(Part of a data file)
◆ ◆ ◆ ◆

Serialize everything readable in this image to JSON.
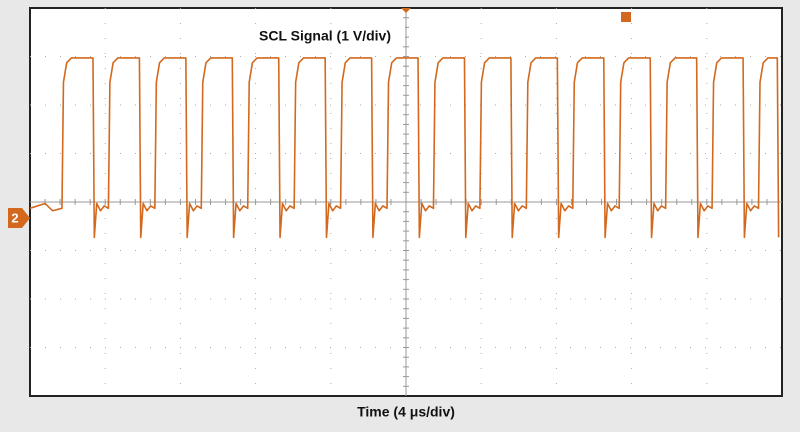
{
  "chart_data": {
    "type": "line",
    "title": "SCL Signal (1 V/div)",
    "x_label": "Time (4 μs/div)",
    "channel_label": "2",
    "color": "#d2691e",
    "xlim": [
      0,
      40
    ],
    "ylim": [
      -3.67,
      4.33
    ],
    "x": [
      0,
      0.8,
      1.2,
      1.7,
      1.78,
      1.95,
      2.2,
      3.35,
      3.42,
      3.55,
      3.75,
      3.95,
      4.17,
      4.25,
      4.42,
      4.67,
      5.82,
      5.89,
      6.02,
      6.22,
      6.42,
      6.64,
      6.72,
      6.89,
      7.14,
      8.29,
      8.36,
      8.49,
      8.69,
      8.89,
      9.11,
      9.19,
      9.36,
      9.61,
      10.76,
      10.83,
      10.96,
      11.16,
      11.36,
      11.58,
      11.66,
      11.83,
      12.08,
      13.23,
      13.3,
      13.43,
      13.63,
      13.83,
      14.05,
      14.13,
      14.3,
      14.55,
      15.7,
      15.77,
      15.9,
      16.1,
      16.3,
      16.52,
      16.6,
      16.77,
      17.02,
      18.17,
      18.24,
      18.37,
      18.57,
      18.77,
      18.99,
      19.07,
      19.24,
      19.49,
      20.64,
      20.71,
      20.84,
      21.04,
      21.24,
      21.46,
      21.54,
      21.71,
      21.96,
      23.11,
      23.18,
      23.31,
      23.51,
      23.71,
      23.93,
      24.01,
      24.18,
      24.43,
      25.58,
      25.65,
      25.78,
      25.98,
      26.18,
      26.4,
      26.48,
      26.65,
      26.9,
      28.05,
      28.12,
      28.25,
      28.45,
      28.65,
      28.87,
      28.95,
      29.12,
      29.37,
      30.52,
      30.59,
      30.72,
      30.92,
      31.12,
      31.34,
      31.42,
      31.59,
      31.84,
      32.99,
      33.06,
      33.19,
      33.39,
      33.59,
      33.81,
      33.89,
      34.06,
      34.31,
      35.46,
      35.53,
      35.66,
      35.86,
      36.06,
      36.28,
      36.36,
      36.53,
      36.78,
      37.93,
      38.0,
      38.13,
      38.33,
      38.53,
      38.75,
      38.83,
      39.0,
      39.25,
      39.75,
      39.82
    ],
    "values": [
      0.2,
      0.3,
      0.15,
      0.2,
      2.8,
      3.2,
      3.3,
      3.3,
      -0.4,
      0.3,
      0.15,
      0.25,
      0.2,
      2.8,
      3.2,
      3.3,
      3.3,
      -0.4,
      0.3,
      0.15,
      0.25,
      0.2,
      2.8,
      3.2,
      3.3,
      3.3,
      -0.4,
      0.3,
      0.15,
      0.25,
      0.2,
      2.8,
      3.2,
      3.3,
      3.3,
      -0.4,
      0.3,
      0.15,
      0.25,
      0.2,
      2.8,
      3.2,
      3.3,
      3.3,
      -0.4,
      0.3,
      0.15,
      0.25,
      0.2,
      2.8,
      3.2,
      3.3,
      3.3,
      -0.4,
      0.3,
      0.15,
      0.25,
      0.2,
      2.8,
      3.2,
      3.3,
      3.3,
      -0.4,
      0.3,
      0.15,
      0.25,
      0.2,
      2.8,
      3.2,
      3.3,
      3.3,
      -0.4,
      0.3,
      0.15,
      0.25,
      0.2,
      2.8,
      3.2,
      3.3,
      3.3,
      -0.4,
      0.3,
      0.15,
      0.25,
      0.2,
      2.8,
      3.2,
      3.3,
      3.3,
      -0.4,
      0.3,
      0.15,
      0.25,
      0.2,
      2.8,
      3.2,
      3.3,
      3.3,
      -0.4,
      0.3,
      0.15,
      0.25,
      0.2,
      2.8,
      3.2,
      3.3,
      3.3,
      -0.4,
      0.3,
      0.15,
      0.25,
      0.2,
      2.8,
      3.2,
      3.3,
      3.3,
      -0.4,
      0.3,
      0.15,
      0.25,
      0.2,
      2.8,
      3.2,
      3.3,
      3.3,
      -0.4,
      0.3,
      0.15,
      0.25,
      0.2,
      2.8,
      3.2,
      3.3,
      3.3,
      -0.4,
      0.3,
      0.15,
      0.25,
      0.2,
      2.8,
      3.2,
      3.3,
      3.3,
      -0.4
    ]
  }
}
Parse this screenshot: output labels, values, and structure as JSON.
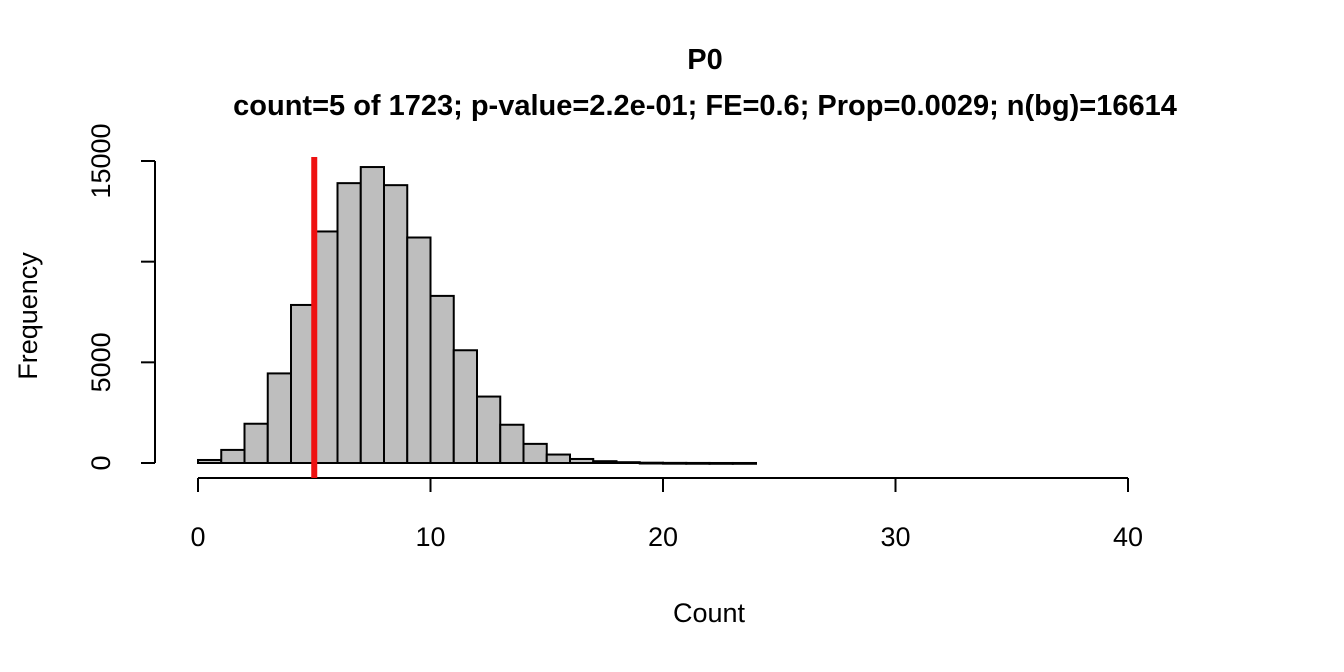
{
  "chart_data": {
    "type": "bar",
    "title": "P0",
    "subtitle": "count=5 of 1723; p-value=2.2e-01; FE=0.6; Prop=0.0029; n(bg)=16614",
    "xlabel": "Count",
    "ylabel": "Frequency",
    "xlim": [
      0,
      40
    ],
    "ylim": [
      0,
      15000
    ],
    "xticks": [
      "0",
      "10",
      "20",
      "30",
      "40"
    ],
    "yticks": [
      "0",
      "5000",
      "",
      "15000"
    ],
    "bin_width": 1,
    "bins": [
      {
        "x0": 0,
        "x1": 1,
        "value": 150
      },
      {
        "x0": 1,
        "x1": 2,
        "value": 650
      },
      {
        "x0": 2,
        "x1": 3,
        "value": 1950
      },
      {
        "x0": 3,
        "x1": 4,
        "value": 4450
      },
      {
        "x0": 4,
        "x1": 5,
        "value": 7850
      },
      {
        "x0": 5,
        "x1": 6,
        "value": 11500
      },
      {
        "x0": 6,
        "x1": 7,
        "value": 13900
      },
      {
        "x0": 7,
        "x1": 8,
        "value": 14700
      },
      {
        "x0": 8,
        "x1": 9,
        "value": 13800
      },
      {
        "x0": 9,
        "x1": 10,
        "value": 11200
      },
      {
        "x0": 10,
        "x1": 11,
        "value": 8300
      },
      {
        "x0": 11,
        "x1": 12,
        "value": 5600
      },
      {
        "x0": 12,
        "x1": 13,
        "value": 3300
      },
      {
        "x0": 13,
        "x1": 14,
        "value": 1900
      },
      {
        "x0": 14,
        "x1": 15,
        "value": 950
      },
      {
        "x0": 15,
        "x1": 16,
        "value": 420
      },
      {
        "x0": 16,
        "x1": 17,
        "value": 200
      },
      {
        "x0": 17,
        "x1": 18,
        "value": 90
      },
      {
        "x0": 18,
        "x1": 19,
        "value": 40
      },
      {
        "x0": 19,
        "x1": 20,
        "value": 15
      },
      {
        "x0": 20,
        "x1": 21,
        "value": 6
      },
      {
        "x0": 21,
        "x1": 22,
        "value": 3
      },
      {
        "x0": 22,
        "x1": 23,
        "value": 1
      },
      {
        "x0": 23,
        "x1": 24,
        "value": 1
      }
    ],
    "observed_line": {
      "x": 5,
      "color": "#ee1111"
    },
    "bar_fill": "#bebebe",
    "bar_stroke": "#000000"
  }
}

◆ ◆ ◆ ◆

- [What you are asked to do]:
Make an exact copy of all the material, but keep the pictures out of it.

- [Response below]:
Serialize everything readable in this image to JSON.
{
  "chart_data": {
    "type": "line",
    "title": "SCL Signal (1 V/div)",
    "x_label": "Time (4 μs/div)",
    "channel_label": "2",
    "color": "#d2691e",
    "xlim": [
      0,
      40
    ],
    "ylim": [
      -3.67,
      4.33
    ],
    "x": [
      0,
      0.8,
      1.2,
      1.7,
      1.78,
      1.95,
      2.2,
      3.35,
      3.42,
      3.55,
      3.75,
      3.95,
      4.17,
      4.25,
      4.42,
      4.67,
      5.82,
      5.89,
      6.02,
      6.22,
      6.42,
      6.64,
      6.72,
      6.89,
      7.14,
      8.29,
      8.36,
      8.49,
      8.69,
      8.89,
      9.11,
      9.19,
      9.36,
      9.61,
      10.76,
      10.83,
      10.96,
      11.16,
      11.36,
      11.58,
      11.66,
      11.83,
      12.08,
      13.23,
      13.3,
      13.43,
      13.63,
      13.83,
      14.05,
      14.13,
      14.3,
      14.55,
      15.7,
      15.77,
      15.9,
      16.1,
      16.3,
      16.52,
      16.6,
      16.77,
      17.02,
      18.17,
      18.24,
      18.37,
      18.57,
      18.77,
      18.99,
      19.07,
      19.24,
      19.49,
      20.64,
      20.71,
      20.84,
      21.04,
      21.24,
      21.46,
      21.54,
      21.71,
      21.96,
      23.11,
      23.18,
      23.31,
      23.51,
      23.71,
      23.93,
      24.01,
      24.18,
      24.43,
      25.58,
      25.65,
      25.78,
      25.98,
      26.18,
      26.4,
      26.48,
      26.65,
      26.9,
      28.05,
      28.12,
      28.25,
      28.45,
      28.65,
      28.87,
      28.95,
      29.12,
      29.37,
      30.52,
      30.59,
      30.72,
      30.92,
      31.12,
      31.34,
      31.42,
      31.59,
      31.84,
      32.99,
      33.06,
      33.19,
      33.39,
      33.59,
      33.81,
      33.89,
      34.06,
      34.31,
      35.46,
      35.53,
      35.66,
      35.86,
      36.06,
      36.28,
      36.36,
      36.53,
      36.78,
      37.93,
      38.0,
      38.13,
      38.33,
      38.53,
      38.75,
      38.83,
      39.0,
      39.25,
      39.75,
      39.82
    ],
    "values": [
      0.2,
      0.3,
      0.15,
      0.2,
      2.8,
      3.2,
      3.3,
      3.3,
      -0.4,
      0.3,
      0.15,
      0.25,
      0.2,
      2.8,
      3.2,
      3.3,
      3.3,
      -0.4,
      0.3,
      0.15,
      0.25,
      0.2,
      2.8,
      3.2,
      3.3,
      3.3,
      -0.4,
      0.3,
      0.15,
      0.25,
      0.2,
      2.8,
      3.2,
      3.3,
      3.3,
      -0.4,
      0.3,
      0.15,
      0.25,
      0.2,
      2.8,
      3.2,
      3.3,
      3.3,
      -0.4,
      0.3,
      0.15,
      0.25,
      0.2,
      2.8,
      3.2,
      3.3,
      3.3,
      -0.4,
      0.3,
      0.15,
      0.25,
      0.2,
      2.8,
      3.2,
      3.3,
      3.3,
      -0.4,
      0.3,
      0.15,
      0.25,
      0.2,
      2.8,
      3.2,
      3.3,
      3.3,
      -0.4,
      0.3,
      0.15,
      0.25,
      0.2,
      2.8,
      3.2,
      3.3,
      3.3,
      -0.4,
      0.3,
      0.15,
      0.25,
      0.2,
      2.8,
      3.2,
      3.3,
      3.3,
      -0.4,
      0.3,
      0.15,
      0.25,
      0.2,
      2.8,
      3.2,
      3.3,
      3.3,
      -0.4,
      0.3,
      0.15,
      0.25,
      0.2,
      2.8,
      3.2,
      3.3,
      3.3,
      -0.4,
      0.3,
      0.15,
      0.25,
      0.2,
      2.8,
      3.2,
      3.3,
      3.3,
      -0.4,
      0.3,
      0.15,
      0.25,
      0.2,
      2.8,
      3.2,
      3.3,
      3.3,
      -0.4,
      0.3,
      0.15,
      0.25,
      0.2,
      2.8,
      3.2,
      3.3,
      3.3,
      -0.4,
      0.3,
      0.15,
      0.25,
      0.2,
      2.8,
      3.2,
      3.3,
      3.3,
      -0.4
    ]
  }
}
Parse this screenshot: output labels, values, and structure as JSON.
{
  "chart_data": {
    "type": "bar",
    "title": "P0",
    "subtitle": "count=5 of 1723; p-value=2.2e-01; FE=0.6; Prop=0.0029; n(bg)=16614",
    "xlabel": "Count",
    "ylabel": "Frequency",
    "xlim": [
      0,
      40
    ],
    "ylim": [
      0,
      15000
    ],
    "xticks": [
      "0",
      "10",
      "20",
      "30",
      "40"
    ],
    "yticks": [
      "0",
      "5000",
      "",
      "15000"
    ],
    "bin_width": 1,
    "bins": [
      {
        "x0": 0,
        "x1": 1,
        "value": 150
      },
      {
        "x0": 1,
        "x1": 2,
        "value": 650
      },
      {
        "x0": 2,
        "x1": 3,
        "value": 1950
      },
      {
        "x0": 3,
        "x1": 4,
        "value": 4450
      },
      {
        "x0": 4,
        "x1": 5,
        "value": 7850
      },
      {
        "x0": 5,
        "x1": 6,
        "value": 11500
      },
      {
        "x0": 6,
        "x1": 7,
        "value": 13900
      },
      {
        "x0": 7,
        "x1": 8,
        "value": 14700
      },
      {
        "x0": 8,
        "x1": 9,
        "value": 13800
      },
      {
        "x0": 9,
        "x1": 10,
        "value": 11200
      },
      {
        "x0": 10,
        "x1": 11,
        "value": 8300
      },
      {
        "x0": 11,
        "x1": 12,
        "value": 5600
      },
      {
        "x0": 12,
        "x1": 13,
        "value": 3300
      },
      {
        "x0": 13,
        "x1": 14,
        "value": 1900
      },
      {
        "x0": 14,
        "x1": 15,
        "value": 950
      },
      {
        "x0": 15,
        "x1": 16,
        "value": 420
      },
      {
        "x0": 16,
        "x1": 17,
        "value": 200
      },
      {
        "x0": 17,
        "x1": 18,
        "value": 90
      },
      {
        "x0": 18,
        "x1": 19,
        "value": 40
      },
      {
        "x0": 19,
        "x1": 20,
        "value": 15
      },
      {
        "x0": 20,
        "x1": 21,
        "value": 6
      },
      {
        "x0": 21,
        "x1": 22,
        "value": 3
      },
      {
        "x0": 22,
        "x1": 23,
        "value": 1
      },
      {
        "x0": 23,
        "x1": 24,
        "value": 1
      }
    ],
    "observed_line": {
      "x": 5,
      "color": "#ee1111"
    },
    "bar_fill": "#bebebe",
    "bar_stroke": "#000000"
  }
}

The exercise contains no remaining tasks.